*** Dataset excerpts ***

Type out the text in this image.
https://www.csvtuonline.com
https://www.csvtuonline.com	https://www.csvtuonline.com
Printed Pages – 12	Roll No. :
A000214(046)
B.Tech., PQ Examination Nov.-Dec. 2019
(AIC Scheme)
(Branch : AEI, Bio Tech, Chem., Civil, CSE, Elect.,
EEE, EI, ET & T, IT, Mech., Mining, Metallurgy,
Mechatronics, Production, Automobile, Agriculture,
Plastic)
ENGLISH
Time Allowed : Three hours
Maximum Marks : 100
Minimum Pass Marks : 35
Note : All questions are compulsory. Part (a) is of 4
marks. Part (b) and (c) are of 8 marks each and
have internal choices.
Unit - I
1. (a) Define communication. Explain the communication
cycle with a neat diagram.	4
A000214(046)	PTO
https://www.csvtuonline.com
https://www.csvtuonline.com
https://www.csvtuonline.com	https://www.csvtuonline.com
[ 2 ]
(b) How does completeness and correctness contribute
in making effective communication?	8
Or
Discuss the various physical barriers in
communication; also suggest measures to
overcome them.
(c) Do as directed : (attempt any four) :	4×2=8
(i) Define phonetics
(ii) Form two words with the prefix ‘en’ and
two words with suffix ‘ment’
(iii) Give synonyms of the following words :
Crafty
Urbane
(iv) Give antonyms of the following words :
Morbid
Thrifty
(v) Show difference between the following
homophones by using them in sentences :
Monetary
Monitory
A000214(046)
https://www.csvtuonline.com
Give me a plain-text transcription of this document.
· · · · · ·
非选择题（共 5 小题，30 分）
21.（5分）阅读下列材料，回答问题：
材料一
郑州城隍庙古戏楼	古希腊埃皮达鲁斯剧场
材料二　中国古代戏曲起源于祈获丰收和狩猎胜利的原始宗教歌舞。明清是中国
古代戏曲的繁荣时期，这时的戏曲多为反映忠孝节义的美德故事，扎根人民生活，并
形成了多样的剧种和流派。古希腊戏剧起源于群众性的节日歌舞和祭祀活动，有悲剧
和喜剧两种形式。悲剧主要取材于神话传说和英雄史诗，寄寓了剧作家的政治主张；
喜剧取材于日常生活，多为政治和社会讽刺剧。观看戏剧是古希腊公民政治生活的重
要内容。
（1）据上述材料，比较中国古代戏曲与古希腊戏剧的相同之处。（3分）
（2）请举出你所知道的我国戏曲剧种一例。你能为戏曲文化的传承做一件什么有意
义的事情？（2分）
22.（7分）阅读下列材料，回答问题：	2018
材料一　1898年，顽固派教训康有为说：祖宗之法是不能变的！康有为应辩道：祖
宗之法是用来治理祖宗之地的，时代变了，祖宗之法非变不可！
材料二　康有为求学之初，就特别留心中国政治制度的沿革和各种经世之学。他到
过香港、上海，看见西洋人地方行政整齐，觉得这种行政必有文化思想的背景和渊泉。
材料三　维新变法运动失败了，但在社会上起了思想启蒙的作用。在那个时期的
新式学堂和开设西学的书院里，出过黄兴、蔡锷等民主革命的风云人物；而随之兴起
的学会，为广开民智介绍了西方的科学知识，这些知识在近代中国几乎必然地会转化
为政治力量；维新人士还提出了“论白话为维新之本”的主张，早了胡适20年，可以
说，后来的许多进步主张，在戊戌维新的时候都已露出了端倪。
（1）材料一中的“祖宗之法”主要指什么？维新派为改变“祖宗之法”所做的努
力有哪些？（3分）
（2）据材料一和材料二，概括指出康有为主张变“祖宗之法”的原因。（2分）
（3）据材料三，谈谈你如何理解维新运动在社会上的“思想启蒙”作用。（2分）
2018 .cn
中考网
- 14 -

***

*Exercise:*
Print back all the lines verbatim.

*Solution below:*
Type out the text in this image.
https://www.csvtuonline.com
https://www.csvtuonline.com	https://www.csvtuonline.com
Printed Pages – 12	Roll No. :
A000214(046)
B.Tech., PQ Examination Nov.-Dec. 2019
(AIC Scheme)
(Branch : AEI, Bio Tech, Chem., Civil, CSE, Elect.,
EEE, EI, ET & T, IT, Mech., Mining, Metallurgy,
Mechatronics, Production, Automobile, Agriculture,
Plastic)
ENGLISH
Time Allowed : Three hours
Maximum Marks : 100
Minimum Pass Marks : 35
Note : All questions are compulsory. Part (a) is of 4
marks. Part (b) and (c) are of 8 marks each and
have internal choices.
Unit - I
1. (a) Define communication. Explain the communication
cycle with a neat diagram.	4
A000214(046)	PTO
https://www.csvtuonline.com
https://www.csvtuonline.com
https://www.csvtuonline.com	https://www.csvtuonline.com
[ 2 ]
(b) How does completeness and correctness contribute
in making effective communication?	8
Or
Discuss the various physical barriers in
communication; also suggest measures to
overcome them.
(c) Do as directed : (attempt any four) :	4×2=8
(i) Define phonetics
(ii) Form two words with the prefix ‘en’ and
two words with suffix ‘ment’
(iii) Give synonyms of the following words :
Crafty
Urbane
(iv) Give antonyms of the following words :
Morbid
Thrifty
(v) Show difference between the following
homophones by using them in sentences :
Monetary
Monitory
A000214(046)
https://www.csvtuonline.com
Give me a plain-text transcription of this document.
· · · · · ·
非选择题（共 5 小题，30 分）
21.（5分）阅读下列材料，回答问题：
材料一
郑州城隍庙古戏楼	古希腊埃皮达鲁斯剧场
材料二　中国古代戏曲起源于祈获丰收和狩猎胜利的原始宗教歌舞。明清是中国
古代戏曲的繁荣时期，这时的戏曲多为反映忠孝节义的美德故事，扎根人民生活，并
形成了多样的剧种和流派。古希腊戏剧起源于群众性的节日歌舞和祭祀活动，有悲剧
和喜剧两种形式。悲剧主要取材于神话传说和英雄史诗，寄寓了剧作家的政治主张；
喜剧取材于日常生活，多为政治和社会讽刺剧。观看戏剧是古希腊公民政治生活的重
要内容。
（1）据上述材料，比较中国古代戏曲与古希腊戏剧的相同之处。（3分）
（2）请举出你所知道的我国戏曲剧种一例。你能为戏曲文化的传承做一件什么有意
义的事情？（2分）
22.（7分）阅读下列材料，回答问题：	2018
材料一　1898年，顽固派教训康有为说：祖宗之法是不能变的！康有为应辩道：祖
宗之法是用来治理祖宗之地的，时代变了，祖宗之法非变不可！
材料二　康有为求学之初，就特别留心中国政治制度的沿革和各种经世之学。他到
过香港、上海，看见西洋人地方行政整齐，觉得这种行政必有文化思想的背景和渊泉。
材料三　维新变法运动失败了，但在社会上起了思想启蒙的作用。在那个时期的
新式学堂和开设西学的书院里，出过黄兴、蔡锷等民主革命的风云人物；而随之兴起
的学会，为广开民智介绍了西方的科学知识，这些知识在近代中国几乎必然地会转化
为政治力量；维新人士还提出了“论白话为维新之本”的主张，早了胡适20年，可以
说，后来的许多进步主张，在戊戌维新的时候都已露出了端倪。
（1）材料一中的“祖宗之法”主要指什么？维新派为改变“祖宗之法”所做的努
力有哪些？（3分）
（2）据材料一和材料二，概括指出康有为主张变“祖宗之法”的原因。（2分）
（3）据材料三，谈谈你如何理解维新运动在社会上的“思想启蒙”作用。（2分）
2018 .cn
中考网
- 14 -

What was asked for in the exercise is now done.